• [YOUR TASK]:
Look through the material below, count the lines containing the word "mercredi", and state only the count.

****************

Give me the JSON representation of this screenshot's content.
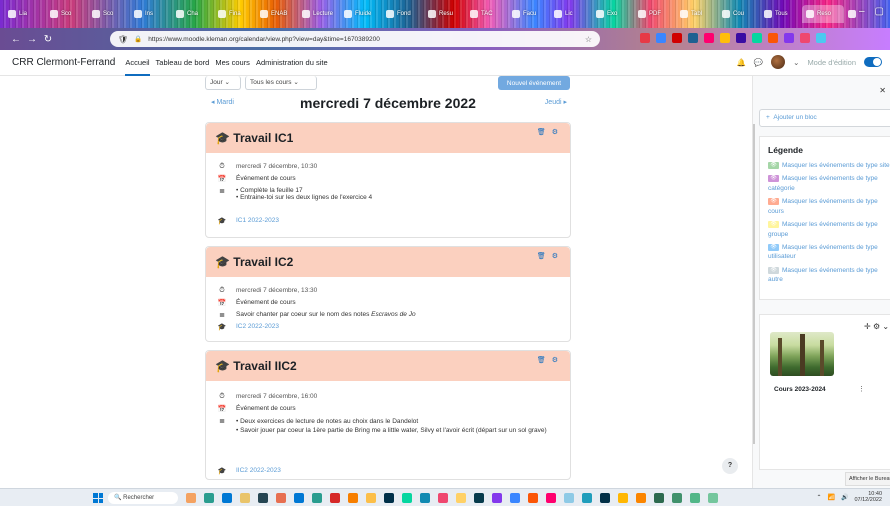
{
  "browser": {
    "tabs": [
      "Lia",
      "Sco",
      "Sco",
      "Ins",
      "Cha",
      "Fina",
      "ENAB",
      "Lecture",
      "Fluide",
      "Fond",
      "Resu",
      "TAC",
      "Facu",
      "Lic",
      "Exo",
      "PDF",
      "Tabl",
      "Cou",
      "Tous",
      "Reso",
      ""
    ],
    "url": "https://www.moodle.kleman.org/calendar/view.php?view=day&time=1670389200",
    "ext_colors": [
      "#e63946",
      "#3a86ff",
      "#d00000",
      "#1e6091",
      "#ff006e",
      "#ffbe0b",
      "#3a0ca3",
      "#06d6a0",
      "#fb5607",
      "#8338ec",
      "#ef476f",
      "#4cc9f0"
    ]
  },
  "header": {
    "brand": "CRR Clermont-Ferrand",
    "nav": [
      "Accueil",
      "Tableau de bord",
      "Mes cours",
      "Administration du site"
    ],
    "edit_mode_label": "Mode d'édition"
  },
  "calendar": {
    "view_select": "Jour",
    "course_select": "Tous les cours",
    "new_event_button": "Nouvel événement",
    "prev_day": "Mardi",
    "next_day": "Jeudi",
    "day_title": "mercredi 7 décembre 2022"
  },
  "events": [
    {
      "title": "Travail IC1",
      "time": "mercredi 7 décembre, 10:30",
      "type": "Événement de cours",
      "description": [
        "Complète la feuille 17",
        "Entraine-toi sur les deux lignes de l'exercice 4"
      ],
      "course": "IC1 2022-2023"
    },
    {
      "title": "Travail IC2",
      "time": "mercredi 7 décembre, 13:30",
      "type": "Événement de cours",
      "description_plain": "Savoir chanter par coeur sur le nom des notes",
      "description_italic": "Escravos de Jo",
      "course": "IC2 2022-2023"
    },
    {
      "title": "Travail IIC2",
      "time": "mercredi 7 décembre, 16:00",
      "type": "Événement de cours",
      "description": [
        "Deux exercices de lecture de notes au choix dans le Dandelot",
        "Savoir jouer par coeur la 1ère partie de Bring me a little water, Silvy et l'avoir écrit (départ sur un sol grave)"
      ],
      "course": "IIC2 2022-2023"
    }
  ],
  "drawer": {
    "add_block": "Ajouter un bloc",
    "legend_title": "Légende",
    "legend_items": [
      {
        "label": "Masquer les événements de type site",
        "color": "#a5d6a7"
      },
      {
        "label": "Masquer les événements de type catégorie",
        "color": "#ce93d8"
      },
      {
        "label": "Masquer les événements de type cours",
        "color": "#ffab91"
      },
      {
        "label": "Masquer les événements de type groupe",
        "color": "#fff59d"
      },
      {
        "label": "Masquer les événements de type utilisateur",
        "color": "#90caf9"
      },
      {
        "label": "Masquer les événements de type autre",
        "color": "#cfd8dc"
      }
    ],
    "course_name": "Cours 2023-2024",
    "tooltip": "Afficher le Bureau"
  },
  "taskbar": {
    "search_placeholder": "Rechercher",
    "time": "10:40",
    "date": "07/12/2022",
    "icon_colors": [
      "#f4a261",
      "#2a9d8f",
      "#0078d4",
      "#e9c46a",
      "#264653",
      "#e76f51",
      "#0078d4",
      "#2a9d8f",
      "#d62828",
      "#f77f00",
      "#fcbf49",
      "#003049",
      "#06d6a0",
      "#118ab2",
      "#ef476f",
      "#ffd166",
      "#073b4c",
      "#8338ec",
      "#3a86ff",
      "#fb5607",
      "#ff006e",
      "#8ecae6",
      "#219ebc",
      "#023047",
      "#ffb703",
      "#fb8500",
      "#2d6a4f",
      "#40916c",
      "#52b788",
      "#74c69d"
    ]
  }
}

****************

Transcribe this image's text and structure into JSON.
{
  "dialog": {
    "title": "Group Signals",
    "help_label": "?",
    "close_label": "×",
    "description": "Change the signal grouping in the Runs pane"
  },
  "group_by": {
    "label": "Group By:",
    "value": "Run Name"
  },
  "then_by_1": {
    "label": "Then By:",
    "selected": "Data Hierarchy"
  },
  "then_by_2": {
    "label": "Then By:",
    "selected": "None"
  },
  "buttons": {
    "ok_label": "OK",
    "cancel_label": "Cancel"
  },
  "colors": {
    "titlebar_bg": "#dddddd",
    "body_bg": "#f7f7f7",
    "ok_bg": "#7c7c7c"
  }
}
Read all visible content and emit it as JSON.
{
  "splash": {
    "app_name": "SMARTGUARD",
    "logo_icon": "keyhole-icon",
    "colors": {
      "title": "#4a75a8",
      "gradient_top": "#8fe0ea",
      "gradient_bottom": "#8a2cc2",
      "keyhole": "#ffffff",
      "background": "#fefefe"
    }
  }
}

****************

• [COMPLETE ANSWER]:
4